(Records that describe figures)
┄┄┄┄┄┄┄┄┄┄┄┄┄┄┄┄┄┄┄┄

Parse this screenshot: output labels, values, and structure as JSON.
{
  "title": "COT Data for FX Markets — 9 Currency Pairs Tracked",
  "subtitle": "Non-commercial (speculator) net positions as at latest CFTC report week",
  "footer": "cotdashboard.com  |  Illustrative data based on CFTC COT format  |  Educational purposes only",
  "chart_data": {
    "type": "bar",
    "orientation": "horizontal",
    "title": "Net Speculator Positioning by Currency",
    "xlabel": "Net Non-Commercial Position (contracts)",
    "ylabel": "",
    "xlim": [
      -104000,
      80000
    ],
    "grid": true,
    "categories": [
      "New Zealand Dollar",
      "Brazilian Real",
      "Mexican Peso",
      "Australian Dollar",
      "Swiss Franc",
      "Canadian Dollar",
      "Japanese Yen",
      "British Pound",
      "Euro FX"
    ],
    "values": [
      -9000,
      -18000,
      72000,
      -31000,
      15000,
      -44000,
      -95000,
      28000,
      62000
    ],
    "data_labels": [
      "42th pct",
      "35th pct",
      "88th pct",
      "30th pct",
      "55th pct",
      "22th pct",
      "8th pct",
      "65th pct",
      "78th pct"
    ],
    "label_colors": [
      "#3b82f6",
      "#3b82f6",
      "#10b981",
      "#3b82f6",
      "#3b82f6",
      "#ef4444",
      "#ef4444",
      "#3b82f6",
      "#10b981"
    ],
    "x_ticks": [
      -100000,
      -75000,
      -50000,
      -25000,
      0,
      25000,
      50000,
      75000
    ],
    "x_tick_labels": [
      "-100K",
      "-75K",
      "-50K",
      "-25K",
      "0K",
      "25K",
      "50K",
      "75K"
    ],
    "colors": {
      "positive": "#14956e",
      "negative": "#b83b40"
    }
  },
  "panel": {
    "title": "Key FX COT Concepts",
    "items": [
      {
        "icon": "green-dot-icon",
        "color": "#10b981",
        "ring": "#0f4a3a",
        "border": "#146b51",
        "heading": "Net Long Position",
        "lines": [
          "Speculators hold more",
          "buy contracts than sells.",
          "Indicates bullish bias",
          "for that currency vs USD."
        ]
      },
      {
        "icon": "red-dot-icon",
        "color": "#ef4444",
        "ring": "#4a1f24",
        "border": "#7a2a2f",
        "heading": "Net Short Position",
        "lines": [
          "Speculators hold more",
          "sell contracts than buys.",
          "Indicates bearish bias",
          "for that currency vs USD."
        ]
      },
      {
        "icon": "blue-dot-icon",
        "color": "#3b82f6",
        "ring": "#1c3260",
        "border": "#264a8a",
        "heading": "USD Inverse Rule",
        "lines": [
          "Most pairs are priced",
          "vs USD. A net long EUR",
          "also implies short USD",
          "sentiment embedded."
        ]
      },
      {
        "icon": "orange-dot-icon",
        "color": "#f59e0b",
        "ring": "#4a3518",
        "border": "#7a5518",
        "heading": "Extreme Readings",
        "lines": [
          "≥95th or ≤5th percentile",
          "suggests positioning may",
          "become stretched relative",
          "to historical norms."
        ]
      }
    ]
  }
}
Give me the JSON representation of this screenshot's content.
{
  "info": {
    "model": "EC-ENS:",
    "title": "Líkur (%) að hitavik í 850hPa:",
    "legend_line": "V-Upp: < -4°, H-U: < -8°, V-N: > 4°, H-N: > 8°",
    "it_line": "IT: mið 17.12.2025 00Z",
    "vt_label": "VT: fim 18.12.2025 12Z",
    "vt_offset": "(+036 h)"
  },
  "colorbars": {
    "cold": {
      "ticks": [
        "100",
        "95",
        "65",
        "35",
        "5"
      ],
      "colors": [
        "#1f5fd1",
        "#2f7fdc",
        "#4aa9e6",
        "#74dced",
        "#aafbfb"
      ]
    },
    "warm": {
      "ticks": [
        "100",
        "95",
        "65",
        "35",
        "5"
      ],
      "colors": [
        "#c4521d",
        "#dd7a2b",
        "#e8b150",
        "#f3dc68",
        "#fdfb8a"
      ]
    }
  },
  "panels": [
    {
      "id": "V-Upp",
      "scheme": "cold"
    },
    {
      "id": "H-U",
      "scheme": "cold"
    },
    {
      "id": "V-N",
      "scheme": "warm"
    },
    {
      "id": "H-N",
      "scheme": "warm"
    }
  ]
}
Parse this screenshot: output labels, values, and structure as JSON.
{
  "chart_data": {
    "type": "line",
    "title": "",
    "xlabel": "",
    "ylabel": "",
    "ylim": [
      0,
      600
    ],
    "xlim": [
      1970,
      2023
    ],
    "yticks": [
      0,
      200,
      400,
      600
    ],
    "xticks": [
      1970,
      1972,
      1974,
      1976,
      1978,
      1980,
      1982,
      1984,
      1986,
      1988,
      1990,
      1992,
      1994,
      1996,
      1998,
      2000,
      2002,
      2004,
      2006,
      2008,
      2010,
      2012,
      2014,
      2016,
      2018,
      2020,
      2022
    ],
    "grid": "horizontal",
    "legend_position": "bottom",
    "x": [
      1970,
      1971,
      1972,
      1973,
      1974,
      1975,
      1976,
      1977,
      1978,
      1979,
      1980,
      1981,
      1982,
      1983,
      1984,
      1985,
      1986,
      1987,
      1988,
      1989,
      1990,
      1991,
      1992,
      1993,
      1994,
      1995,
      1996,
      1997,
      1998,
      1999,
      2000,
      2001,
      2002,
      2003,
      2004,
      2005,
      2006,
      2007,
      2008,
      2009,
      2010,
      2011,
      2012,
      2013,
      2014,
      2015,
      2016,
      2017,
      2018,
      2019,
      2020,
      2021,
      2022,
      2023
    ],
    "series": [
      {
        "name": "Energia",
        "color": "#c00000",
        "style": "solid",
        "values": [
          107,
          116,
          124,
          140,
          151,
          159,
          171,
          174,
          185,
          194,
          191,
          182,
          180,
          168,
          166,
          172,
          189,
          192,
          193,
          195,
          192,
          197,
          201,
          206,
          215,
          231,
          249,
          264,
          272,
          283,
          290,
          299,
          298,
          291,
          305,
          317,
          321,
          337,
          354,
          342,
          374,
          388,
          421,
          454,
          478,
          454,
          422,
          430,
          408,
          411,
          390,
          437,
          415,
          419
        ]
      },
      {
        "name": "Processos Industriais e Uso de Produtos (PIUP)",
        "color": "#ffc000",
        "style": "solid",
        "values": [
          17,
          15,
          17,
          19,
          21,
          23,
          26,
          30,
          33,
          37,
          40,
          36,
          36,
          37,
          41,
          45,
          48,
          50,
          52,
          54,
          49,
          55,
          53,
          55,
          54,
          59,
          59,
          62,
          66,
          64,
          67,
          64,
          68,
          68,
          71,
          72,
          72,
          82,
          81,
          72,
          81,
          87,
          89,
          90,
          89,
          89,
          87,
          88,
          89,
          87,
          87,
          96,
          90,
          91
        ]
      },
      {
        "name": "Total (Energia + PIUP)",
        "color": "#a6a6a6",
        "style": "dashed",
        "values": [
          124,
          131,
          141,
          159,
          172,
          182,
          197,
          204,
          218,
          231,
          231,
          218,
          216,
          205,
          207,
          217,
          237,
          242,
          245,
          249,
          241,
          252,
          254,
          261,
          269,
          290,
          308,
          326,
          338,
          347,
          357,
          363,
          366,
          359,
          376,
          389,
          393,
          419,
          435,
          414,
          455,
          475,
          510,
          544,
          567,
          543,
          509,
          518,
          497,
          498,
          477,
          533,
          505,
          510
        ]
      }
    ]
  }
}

┄┄┄┄┄┄┄┄┄┄┄┄┄┄┄┄┄┄┄┄

What to do
Print the material above once more, exactly.

Written response
Parse this screenshot: output labels, values, and structure as JSON.
{
  "title": "COT Data for FX Markets — 9 Currency Pairs Tracked",
  "subtitle": "Non-commercial (speculator) net positions as at latest CFTC report week",
  "footer": "cotdashboard.com  |  Illustrative data based on CFTC COT format  |  Educational purposes only",
  "chart_data": {
    "type": "bar",
    "orientation": "horizontal",
    "title": "Net Speculator Positioning by Currency",
    "xlabel": "Net Non-Commercial Position (contracts)",
    "ylabel": "",
    "xlim": [
      -104000,
      80000
    ],
    "grid": true,
    "categories": [
      "New Zealand Dollar",
      "Brazilian Real",
      "Mexican Peso",
      "Australian Dollar",
      "Swiss Franc",
      "Canadian Dollar",
      "Japanese Yen",
      "British Pound",
      "Euro FX"
    ],
    "values": [
      -9000,
      -18000,
      72000,
      -31000,
      15000,
      -44000,
      -95000,
      28000,
      62000
    ],
    "data_labels": [
      "42th pct",
      "35th pct",
      "88th pct",
      "30th pct",
      "55th pct",
      "22th pct",
      "8th pct",
      "65th pct",
      "78th pct"
    ],
    "label_colors": [
      "#3b82f6",
      "#3b82f6",
      "#10b981",
      "#3b82f6",
      "#3b82f6",
      "#ef4444",
      "#ef4444",
      "#3b82f6",
      "#10b981"
    ],
    "x_ticks": [
      -100000,
      -75000,
      -50000,
      -25000,
      0,
      25000,
      50000,
      75000
    ],
    "x_tick_labels": [
      "-100K",
      "-75K",
      "-50K",
      "-25K",
      "0K",
      "25K",
      "50K",
      "75K"
    ],
    "colors": {
      "positive": "#14956e",
      "negative": "#b83b40"
    }
  },
  "panel": {
    "title": "Key FX COT Concepts",
    "items": [
      {
        "icon": "green-dot-icon",
        "color": "#10b981",
        "ring": "#0f4a3a",
        "border": "#146b51",
        "heading": "Net Long Position",
        "lines": [
          "Speculators hold more",
          "buy contracts than sells.",
          "Indicates bullish bias",
          "for that currency vs USD."
        ]
      },
      {
        "icon": "red-dot-icon",
        "color": "#ef4444",
        "ring": "#4a1f24",
        "border": "#7a2a2f",
        "heading": "Net Short Position",
        "lines": [
          "Speculators hold more",
          "sell contracts than buys.",
          "Indicates bearish bias",
          "for that currency vs USD."
        ]
      },
      {
        "icon": "blue-dot-icon",
        "color": "#3b82f6",
        "ring": "#1c3260",
        "border": "#264a8a",
        "heading": "USD Inverse Rule",
        "lines": [
          "Most pairs are priced",
          "vs USD. A net long EUR",
          "also implies short USD",
          "sentiment embedded."
        ]
      },
      {
        "icon": "orange-dot-icon",
        "color": "#f59e0b",
        "ring": "#4a3518",
        "border": "#7a5518",
        "heading": "Extreme Readings",
        "lines": [
          "≥95th or ≤5th percentile",
          "suggests positioning may",
          "become stretched relative",
          "to historical norms."
        ]
      }
    ]
  }
}
Give me the JSON representation of this screenshot's content.
{
  "info": {
    "model": "EC-ENS:",
    "title": "Líkur (%) að hitavik í 850hPa:",
    "legend_line": "V-Upp: < -4°, H-U: < -8°, V-N: > 4°, H-N: > 8°",
    "it_line": "IT: mið 17.12.2025 00Z",
    "vt_label": "VT: fim 18.12.2025 12Z",
    "vt_offset": "(+036 h)"
  },
  "colorbars": {
    "cold": {
      "ticks": [
        "100",
        "95",
        "65",
        "35",
        "5"
      ],
      "colors": [
        "#1f5fd1",
        "#2f7fdc",
        "#4aa9e6",
        "#74dced",
        "#aafbfb"
      ]
    },
    "warm": {
      "ticks": [
        "100",
        "95",
        "65",
        "35",
        "5"
      ],
      "colors": [
        "#c4521d",
        "#dd7a2b",
        "#e8b150",
        "#f3dc68",
        "#fdfb8a"
      ]
    }
  },
  "panels": [
    {
      "id": "V-Upp",
      "scheme": "cold"
    },
    {
      "id": "H-U",
      "scheme": "cold"
    },
    {
      "id": "V-N",
      "scheme": "warm"
    },
    {
      "id": "H-N",
      "scheme": "warm"
    }
  ]
}
Parse this screenshot: output labels, values, and structure as JSON.
{
  "chart_data": {
    "type": "line",
    "title": "",
    "xlabel": "",
    "ylabel": "",
    "ylim": [
      0,
      600
    ],
    "xlim": [
      1970,
      2023
    ],
    "yticks": [
      0,
      200,
      400,
      600
    ],
    "xticks": [
      1970,
      1972,
      1974,
      1976,
      1978,
      1980,
      1982,
      1984,
      1986,
      1988,
      1990,
      1992,
      1994,
      1996,
      1998,
      2000,
      2002,
      2004,
      2006,
      2008,
      2010,
      2012,
      2014,
      2016,
      2018,
      2020,
      2022
    ],
    "grid": "horizontal",
    "legend_position": "bottom",
    "x": [
      1970,
      1971,
      1972,
      1973,
      1974,
      1975,
      1976,
      1977,
      1978,
      1979,
      1980,
      1981,
      1982,
      1983,
      1984,
      1985,
      1986,
      1987,
      1988,
      1989,
      1990,
      1991,
      1992,
      1993,
      1994,
      1995,
      1996,
      1997,
      1998,
      1999,
      2000,
      2001,
      2002,
      2003,
      2004,
      2005,
      2006,
      2007,
      2008,
      2009,
      2010,
      2011,
      2012,
      2013,
      2014,
      2015,
      2016,
      2017,
      2018,
      2019,
      2020,
      2021,
      2022,
      2023
    ],
    "series": [
      {
        "name": "Energia",
        "color": "#c00000",
        "style": "solid",
        "values": [
          107,
          116,
          124,
          140,
          151,
          159,
          171,
          174,
          185,
          194,
          191,
          182,
          180,
          168,
          166,
          172,
          189,
          192,
          193,
          195,
          192,
          197,
          201,
          206,
          215,
          231,
          249,
          264,
          272,
          283,
          290,
          299,
          298,
          291,
          305,
          317,
          321,
          337,
          354,
          342,
          374,
          388,
          421,
          454,
          478,
          454,
          422,
          430,
          408,
          411,
          390,
          437,
          415,
          419
        ]
      },
      {
        "name": "Processos Industriais e Uso de Produtos (PIUP)",
        "color": "#ffc000",
        "style": "solid",
        "values": [
          17,
          15,
          17,
          19,
          21,
          23,
          26,
          30,
          33,
          37,
          40,
          36,
          36,
          37,
          41,
          45,
          48,
          50,
          52,
          54,
          49,
          55,
          53,
          55,
          54,
          59,
          59,
          62,
          66,
          64,
          67,
          64,
          68,
          68,
          71,
          72,
          72,
          82,
          81,
          72,
          81,
          87,
          89,
          90,
          89,
          89,
          87,
          88,
          89,
          87,
          87,
          96,
          90,
          91
        ]
      },
      {
        "name": "Total (Energia + PIUP)",
        "color": "#a6a6a6",
        "style": "dashed",
        "values": [
          124,
          131,
          141,
          159,
          172,
          182,
          197,
          204,
          218,
          231,
          231,
          218,
          216,
          205,
          207,
          217,
          237,
          242,
          245,
          249,
          241,
          252,
          254,
          261,
          269,
          290,
          308,
          326,
          338,
          347,
          357,
          363,
          366,
          359,
          376,
          389,
          393,
          419,
          435,
          414,
          455,
          475,
          510,
          544,
          567,
          543,
          509,
          518,
          497,
          498,
          477,
          533,
          505,
          510
        ]
      }
    ]
  }
}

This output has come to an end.